— START RECORDS —

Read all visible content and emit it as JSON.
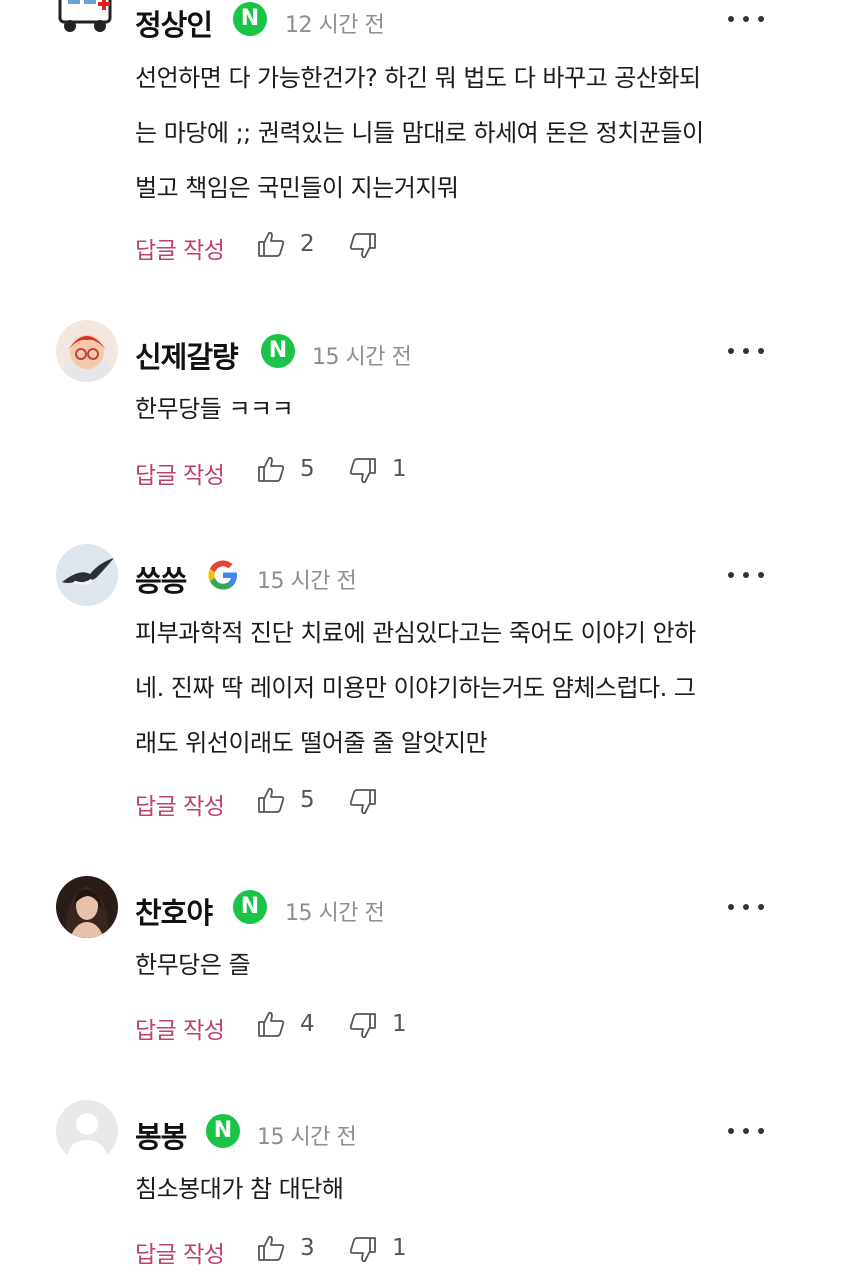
{
  "actions": {
    "reply_label": "답글 작성"
  },
  "comments": [
    {
      "author": "정상인",
      "provider": "naver",
      "time": "12 시간 전",
      "lines": [
        "선언하면 다 가능한건가? 하긴 뭐 법도 다 바꾸고 공산화되",
        "는 마당에 ;; 권력있는 니들 맘대로 하세여 돈은 정치꾼들이",
        "벌고 책임은 국민들이 지는거지뭐"
      ],
      "likes": "2",
      "dislikes": ""
    },
    {
      "author": "신제갈량",
      "provider": "naver",
      "time": "15 시간 전",
      "lines": [
        "한무당들 ㅋㅋㅋ"
      ],
      "likes": "5",
      "dislikes": "1"
    },
    {
      "author": "씅씅",
      "provider": "google",
      "time": "15 시간 전",
      "lines": [
        "피부과학적 진단 치료에 관심있다고는 죽어도 이야기 안하",
        "네. 진짜 딱 레이저 미용만 이야기하는거도 얌체스럽다. 그",
        "래도 위선이래도 떨어줄 줄 알앗지만"
      ],
      "likes": "5",
      "dislikes": ""
    },
    {
      "author": "찬호야",
      "provider": "naver",
      "time": "15 시간 전",
      "lines": [
        "한무당은 즐"
      ],
      "likes": "4",
      "dislikes": "1"
    },
    {
      "author": "봉봉",
      "provider": "naver",
      "time": "15 시간 전",
      "lines": [
        "침소봉대가 참 대단해"
      ],
      "likes": "3",
      "dislikes": "1"
    }
  ],
  "badge_text": {
    "naver": "N"
  },
  "colors": {
    "reply": "#c0416a",
    "naver": "#19c447",
    "time": "#8e8e8e"
  }
}
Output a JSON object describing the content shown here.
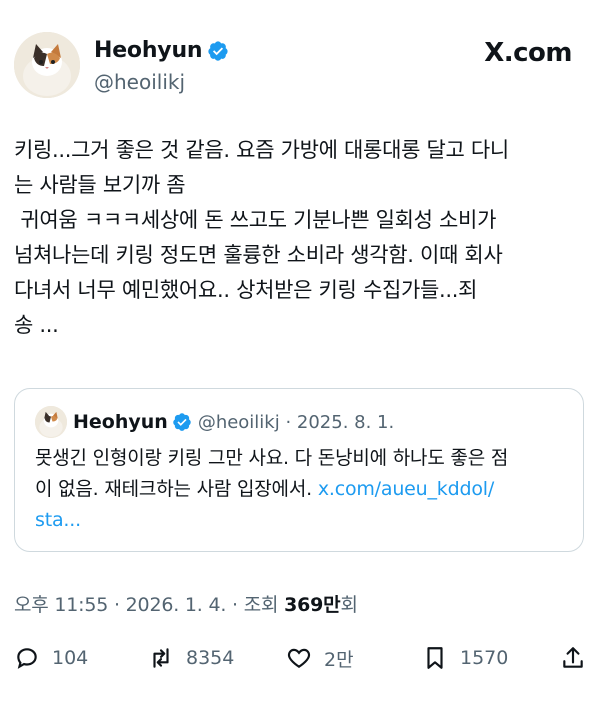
{
  "author": {
    "name": "Heohyun",
    "handle": "@heoilikj",
    "avatar_icon": "cat-avatar-icon",
    "verified_color": "#1d9bf0"
  },
  "brand": "X.com",
  "tweet": {
    "text": "키링...그거 좋은 것 같음. 요즘 가방에 대롱대롱 달고 다니\n는 사람들 보기까 좀\n 귀여움 ㅋㅋㅋ세상에 돈 쓰고도 기분나쁜 일회성 소비가\n넘쳐나는데 키링 정도면 훌륭한 소비라 생각함. 이때 회사\n다녀서 너무 예민했어요.. 상처받은 키링 수집가들...죄\n송 ..."
  },
  "quote": {
    "name": "Heohyun",
    "meta": "@heoilikj · 2025. 8. 1.",
    "text": "못생긴 인형이랑 키링 그만 사요. 다 돈낭비에 하나도 좋은 점\n이 없음. 재테크하는 사람 입장에서. ",
    "link": "x.com/aueu_kddol/\nsta..."
  },
  "timestamp": {
    "time": "오후 11:55 · 2026. 1. 4. · 조회 ",
    "views": "369만",
    "views_suffix": "회"
  },
  "actions": {
    "reply_count": "104",
    "retweet_count": "8354",
    "like_count": "2만",
    "bookmark_count": "1570"
  }
}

— END RECORDS —

Above are the records; reproduce them exactly and leave out the pictures.

## RESULT
Read all visible content and emit it as JSON.
{
  "actions": {
    "reply_label": "답글 작성"
  },
  "comments": [
    {
      "author": "정상인",
      "provider": "naver",
      "time": "12 시간 전",
      "lines": [
        "선언하면 다 가능한건가? 하긴 뭐 법도 다 바꾸고 공산화되",
        "는 마당에 ;; 권력있는 니들 맘대로 하세여 돈은 정치꾼들이",
        "벌고 책임은 국민들이 지는거지뭐"
      ],
      "likes": "2",
      "dislikes": ""
    },
    {
      "author": "신제갈량",
      "provider": "naver",
      "time": "15 시간 전",
      "lines": [
        "한무당들 ㅋㅋㅋ"
      ],
      "likes": "5",
      "dislikes": "1"
    },
    {
      "author": "씅씅",
      "provider": "google",
      "time": "15 시간 전",
      "lines": [
        "피부과학적 진단 치료에 관심있다고는 죽어도 이야기 안하",
        "네. 진짜 딱 레이저 미용만 이야기하는거도 얌체스럽다. 그",
        "래도 위선이래도 떨어줄 줄 알앗지만"
      ],
      "likes": "5",
      "dislikes": ""
    },
    {
      "author": "찬호야",
      "provider": "naver",
      "time": "15 시간 전",
      "lines": [
        "한무당은 즐"
      ],
      "likes": "4",
      "dislikes": "1"
    },
    {
      "author": "봉봉",
      "provider": "naver",
      "time": "15 시간 전",
      "lines": [
        "침소봉대가 참 대단해"
      ],
      "likes": "3",
      "dislikes": "1"
    }
  ],
  "badge_text": {
    "naver": "N"
  },
  "colors": {
    "reply": "#c0416a",
    "naver": "#19c447",
    "time": "#8e8e8e"
  }
}
Output a JSON object describing the content shown here.
{
  "author": {
    "name": "Heohyun",
    "handle": "@heoilikj",
    "avatar_icon": "cat-avatar-icon",
    "verified_color": "#1d9bf0"
  },
  "brand": "X.com",
  "tweet": {
    "text": "키링...그거 좋은 것 같음. 요즘 가방에 대롱대롱 달고 다니\n는 사람들 보기까 좀\n 귀여움 ㅋㅋㅋ세상에 돈 쓰고도 기분나쁜 일회성 소비가\n넘쳐나는데 키링 정도면 훌륭한 소비라 생각함. 이때 회사\n다녀서 너무 예민했어요.. 상처받은 키링 수집가들...죄\n송 ..."
  },
  "quote": {
    "name": "Heohyun",
    "meta": "@heoilikj · 2025. 8. 1.",
    "text": "못생긴 인형이랑 키링 그만 사요. 다 돈낭비에 하나도 좋은 점\n이 없음. 재테크하는 사람 입장에서. ",
    "link": "x.com/aueu_kddol/\nsta..."
  },
  "timestamp": {
    "time": "오후 11:55 · 2026. 1. 4. · 조회 ",
    "views": "369만",
    "views_suffix": "회"
  },
  "actions": {
    "reply_count": "104",
    "retweet_count": "8354",
    "like_count": "2만",
    "bookmark_count": "1570"
  }
}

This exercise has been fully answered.